# Task brief
Reproduce the following material exactly, including every line.

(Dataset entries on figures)
★ ★ ★ ★ ★ ★ ★
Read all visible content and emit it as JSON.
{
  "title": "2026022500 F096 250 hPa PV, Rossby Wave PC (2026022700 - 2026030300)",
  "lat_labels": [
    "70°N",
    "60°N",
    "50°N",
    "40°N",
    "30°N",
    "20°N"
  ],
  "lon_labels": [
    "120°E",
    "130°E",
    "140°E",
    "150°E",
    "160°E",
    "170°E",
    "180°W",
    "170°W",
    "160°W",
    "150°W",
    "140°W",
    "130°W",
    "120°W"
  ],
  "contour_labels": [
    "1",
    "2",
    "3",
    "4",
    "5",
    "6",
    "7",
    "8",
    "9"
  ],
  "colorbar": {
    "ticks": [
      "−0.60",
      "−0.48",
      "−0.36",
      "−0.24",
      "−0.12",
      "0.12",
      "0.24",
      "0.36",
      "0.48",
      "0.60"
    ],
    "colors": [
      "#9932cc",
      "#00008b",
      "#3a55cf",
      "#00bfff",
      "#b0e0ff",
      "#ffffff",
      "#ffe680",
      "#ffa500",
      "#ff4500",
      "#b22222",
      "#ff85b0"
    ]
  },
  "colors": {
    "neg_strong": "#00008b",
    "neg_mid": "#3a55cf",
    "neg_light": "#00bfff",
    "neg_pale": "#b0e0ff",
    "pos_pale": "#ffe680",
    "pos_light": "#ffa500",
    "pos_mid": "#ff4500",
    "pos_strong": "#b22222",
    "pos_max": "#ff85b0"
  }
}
★ ★ ★ ★ ★ ★ ★
# Task response
Read all visible content and emit it as JSON.
{
  "title": "2026022500 F096 250 hPa PV, Rossby Wave PC (2026022700 - 2026030300)",
  "lat_labels": [
    "70°N",
    "60°N",
    "50°N",
    "40°N",
    "30°N",
    "20°N"
  ],
  "lon_labels": [
    "120°E",
    "130°E",
    "140°E",
    "150°E",
    "160°E",
    "170°E",
    "180°W",
    "170°W",
    "160°W",
    "150°W",
    "140°W",
    "130°W",
    "120°W"
  ],
  "contour_labels": [
    "1",
    "2",
    "3",
    "4",
    "5",
    "6",
    "7",
    "8",
    "9"
  ],
  "colorbar": {
    "ticks": [
      "−0.60",
      "−0.48",
      "−0.36",
      "−0.24",
      "−0.12",
      "0.12",
      "0.24",
      "0.36",
      "0.48",
      "0.60"
    ],
    "colors": [
      "#9932cc",
      "#00008b",
      "#3a55cf",
      "#00bfff",
      "#b0e0ff",
      "#ffffff",
      "#ffe680",
      "#ffa500",
      "#ff4500",
      "#b22222",
      "#ff85b0"
    ]
  },
  "colors": {
    "neg_strong": "#00008b",
    "neg_mid": "#3a55cf",
    "neg_light": "#00bfff",
    "neg_pale": "#b0e0ff",
    "pos_pale": "#ffe680",
    "pos_light": "#ffa500",
    "pos_mid": "#ff4500",
    "pos_strong": "#b22222",
    "pos_max": "#ff85b0"
  }
}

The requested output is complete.